• **TASK BRIEF**
How many of the lines below hold the word "JSON"? Answer only with the number.

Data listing
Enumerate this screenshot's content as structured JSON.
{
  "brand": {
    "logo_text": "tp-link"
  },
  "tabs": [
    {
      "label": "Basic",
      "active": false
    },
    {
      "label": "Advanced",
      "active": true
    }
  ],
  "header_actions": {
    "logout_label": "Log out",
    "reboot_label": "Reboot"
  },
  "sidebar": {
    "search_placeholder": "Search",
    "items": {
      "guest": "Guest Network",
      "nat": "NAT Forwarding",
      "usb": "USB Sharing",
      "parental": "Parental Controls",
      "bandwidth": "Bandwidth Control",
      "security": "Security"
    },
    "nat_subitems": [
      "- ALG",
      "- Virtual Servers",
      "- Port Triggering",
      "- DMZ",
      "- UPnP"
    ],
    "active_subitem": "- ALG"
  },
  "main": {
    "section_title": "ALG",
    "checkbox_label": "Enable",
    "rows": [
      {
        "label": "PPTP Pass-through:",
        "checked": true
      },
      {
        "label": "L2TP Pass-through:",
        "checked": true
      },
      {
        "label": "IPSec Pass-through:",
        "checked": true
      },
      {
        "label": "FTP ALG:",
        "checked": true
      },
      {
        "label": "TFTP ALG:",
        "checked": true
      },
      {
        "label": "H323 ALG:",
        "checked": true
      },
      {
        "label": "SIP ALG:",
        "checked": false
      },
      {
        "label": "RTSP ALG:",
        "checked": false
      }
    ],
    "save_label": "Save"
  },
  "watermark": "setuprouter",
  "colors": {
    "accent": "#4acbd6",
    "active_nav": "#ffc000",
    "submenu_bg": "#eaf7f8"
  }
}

---

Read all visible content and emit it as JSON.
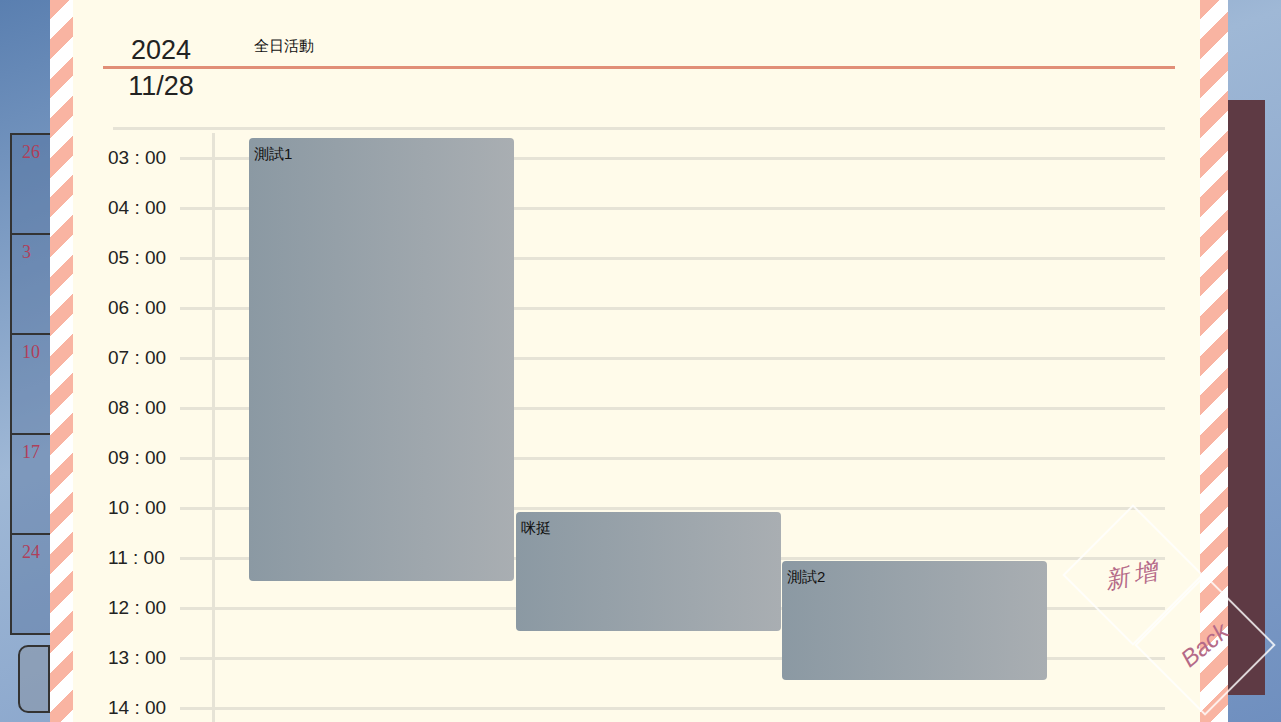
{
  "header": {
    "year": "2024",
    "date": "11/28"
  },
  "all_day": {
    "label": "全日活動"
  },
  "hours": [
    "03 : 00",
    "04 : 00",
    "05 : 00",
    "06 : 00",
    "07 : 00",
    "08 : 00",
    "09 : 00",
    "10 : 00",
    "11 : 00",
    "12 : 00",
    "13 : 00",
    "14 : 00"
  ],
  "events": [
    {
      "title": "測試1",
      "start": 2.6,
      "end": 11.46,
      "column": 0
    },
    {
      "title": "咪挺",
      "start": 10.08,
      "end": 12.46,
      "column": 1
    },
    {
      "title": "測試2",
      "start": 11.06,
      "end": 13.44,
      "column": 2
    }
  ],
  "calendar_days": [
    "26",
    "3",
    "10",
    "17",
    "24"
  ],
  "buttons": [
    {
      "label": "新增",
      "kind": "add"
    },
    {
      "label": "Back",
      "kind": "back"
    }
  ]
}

• **RESPONSE TO THIS TASK**
2